The exercise.
Below are the records; pull every line that includes "measure".
-.-.-
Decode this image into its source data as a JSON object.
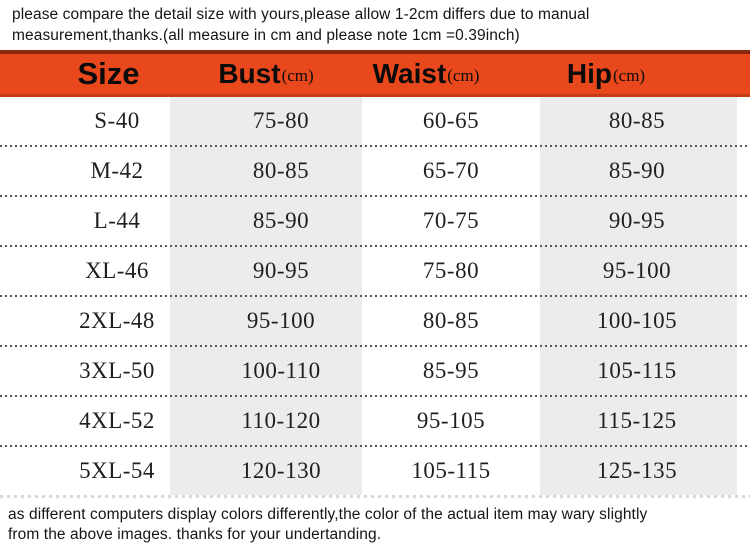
{
  "top_note": {
    "line1": "please compare the detail size with yours,please allow 1-2cm differs due to manual",
    "line2": "measurement,thanks.(all measure in cm and please note 1cm =0.39inch)"
  },
  "chart_data": {
    "type": "table",
    "columns": [
      {
        "label": "Size",
        "unit": ""
      },
      {
        "label": "Bust",
        "unit": "(cm)"
      },
      {
        "label": "Waist",
        "unit": "(cm)"
      },
      {
        "label": "Hip",
        "unit": "(cm)"
      }
    ],
    "unit_note": "all measure in cm",
    "rows": [
      {
        "size": "S-40",
        "bust": "75-80",
        "waist": "60-65",
        "hip": "80-85"
      },
      {
        "size": "M-42",
        "bust": "80-85",
        "waist": "65-70",
        "hip": "85-90"
      },
      {
        "size": "L-44",
        "bust": "85-90",
        "waist": "70-75",
        "hip": "90-95"
      },
      {
        "size": "XL-46",
        "bust": "90-95",
        "waist": "75-80",
        "hip": "95-100"
      },
      {
        "size": "2XL-48",
        "bust": "95-100",
        "waist": "80-85",
        "hip": "100-105"
      },
      {
        "size": "3XL-50",
        "bust": "100-110",
        "waist": "85-95",
        "hip": "105-115"
      },
      {
        "size": "4XL-52",
        "bust": "110-120",
        "waist": "95-105",
        "hip": "115-125"
      },
      {
        "size": "5XL-54",
        "bust": "120-130",
        "waist": "105-115",
        "hip": "125-135"
      }
    ]
  },
  "bottom_note": {
    "line1": "as different computers display colors differently,the color of the actual item may wary slightly",
    "line2": "from the above images. thanks for your undertanding."
  },
  "colors": {
    "header_bg": "#e8481c",
    "header_border_top": "#8c2911",
    "header_border_bottom": "#c23d15",
    "column_stripe": "#ececec",
    "dotted_separator": "#575757",
    "header_text": "#0b0b0b",
    "cell_text": "#1f1f1f"
  }
}
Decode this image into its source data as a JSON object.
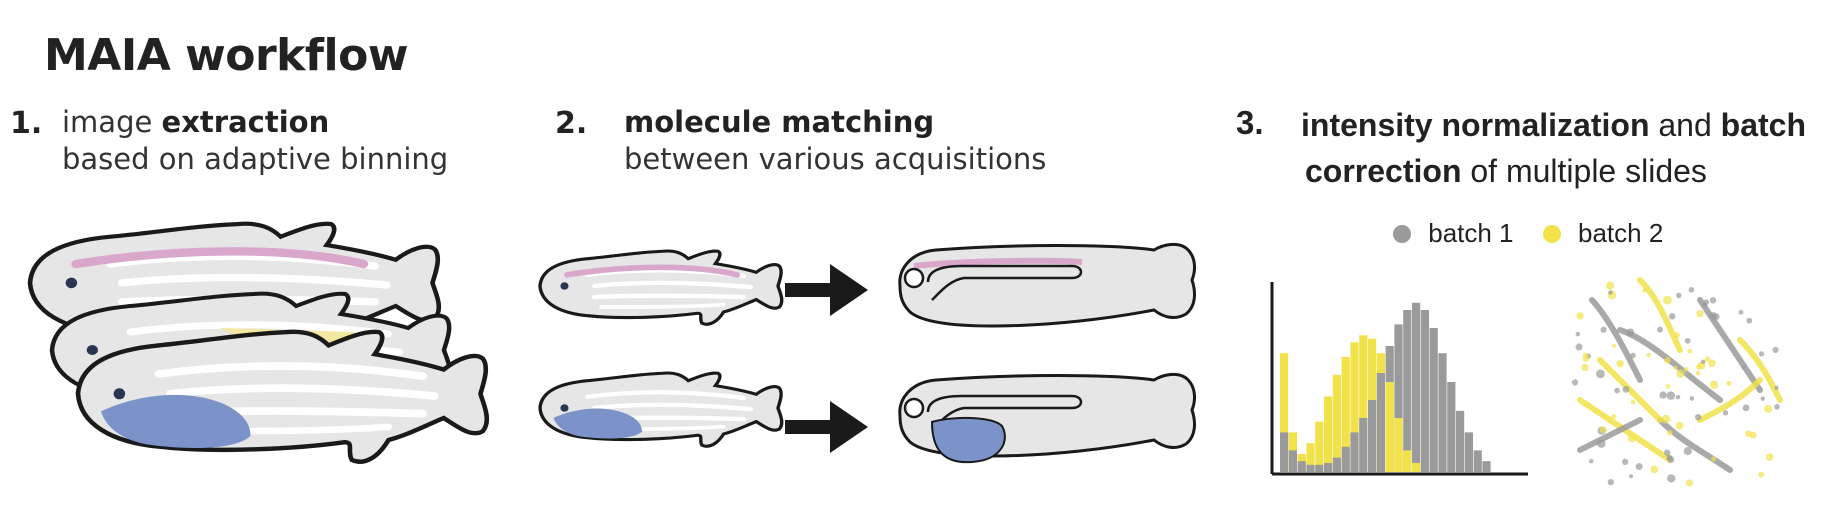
{
  "title": "MAIA workflow",
  "steps": [
    {
      "number": "1.",
      "line1_prefix": "image ",
      "line1_bold": "extraction",
      "line2": "based on adaptive binning"
    },
    {
      "number": "2.",
      "line1_bold": "molecule matching",
      "line2": "between various acquisitions"
    },
    {
      "number": "3.",
      "line1_bold": "intensity normalization",
      "line1_mid": " and ",
      "line1_bold2": "batch",
      "line2_bold": "correction",
      "line2_rest": " of multiple slides"
    }
  ],
  "legend": [
    {
      "label": "batch 1",
      "color": "#9a9a9a"
    },
    {
      "label": "batch 2",
      "color": "#f2e24a"
    }
  ],
  "colors": {
    "pink": "#d9a6cc",
    "yellow": "#f3e7a1",
    "blue": "#7b93c9",
    "fish_body": "#e6e6e6",
    "outline": "#1a1a1a",
    "arrow": "#1a1a1a"
  },
  "icons": [
    "fish-stack-icon",
    "arrow-right-icon",
    "larva-icon",
    "scatter-embedding-icon"
  ]
}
-.-.-
Written solution.
    "line2": "measurement,thanks.(all measure in cm and please note 1cm =0.39inch)"
    "unit_note": "all measure in cm",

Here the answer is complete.